Copy the items from the start through the line containing "220, 287, 246]", inclusive, replacing "Thread" with "Conversation" and leaving everything else unchanged.
== == ==
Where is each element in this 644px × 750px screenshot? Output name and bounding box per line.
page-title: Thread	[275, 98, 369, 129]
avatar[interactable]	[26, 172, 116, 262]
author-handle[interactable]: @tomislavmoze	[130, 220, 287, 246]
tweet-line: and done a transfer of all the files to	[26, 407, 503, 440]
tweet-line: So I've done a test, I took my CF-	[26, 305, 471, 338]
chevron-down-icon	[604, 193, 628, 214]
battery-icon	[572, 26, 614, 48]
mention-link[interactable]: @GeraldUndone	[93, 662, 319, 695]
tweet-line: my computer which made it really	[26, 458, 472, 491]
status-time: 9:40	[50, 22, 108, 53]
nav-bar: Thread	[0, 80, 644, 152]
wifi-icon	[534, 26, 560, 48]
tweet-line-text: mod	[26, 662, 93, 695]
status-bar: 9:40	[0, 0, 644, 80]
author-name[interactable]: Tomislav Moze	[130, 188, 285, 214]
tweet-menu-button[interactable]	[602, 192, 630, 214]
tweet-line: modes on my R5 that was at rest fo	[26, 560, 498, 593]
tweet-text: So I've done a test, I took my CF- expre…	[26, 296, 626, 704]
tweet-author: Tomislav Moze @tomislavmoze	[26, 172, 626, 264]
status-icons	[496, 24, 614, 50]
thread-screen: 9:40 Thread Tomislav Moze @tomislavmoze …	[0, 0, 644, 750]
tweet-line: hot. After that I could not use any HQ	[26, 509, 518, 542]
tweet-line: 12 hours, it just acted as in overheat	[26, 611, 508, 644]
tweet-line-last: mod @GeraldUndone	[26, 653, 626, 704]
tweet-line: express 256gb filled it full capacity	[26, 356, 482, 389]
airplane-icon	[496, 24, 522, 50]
== == ==
__CORRECT ANSWER__:
Where is each element in this 644px × 750px screenshot? Output name and bounding box per line.
page-title: Conversation	[275, 98, 369, 129]
avatar[interactable]	[26, 172, 116, 262]
author-handle[interactable]: @tomislavmoze	[130, 220, 287, 246]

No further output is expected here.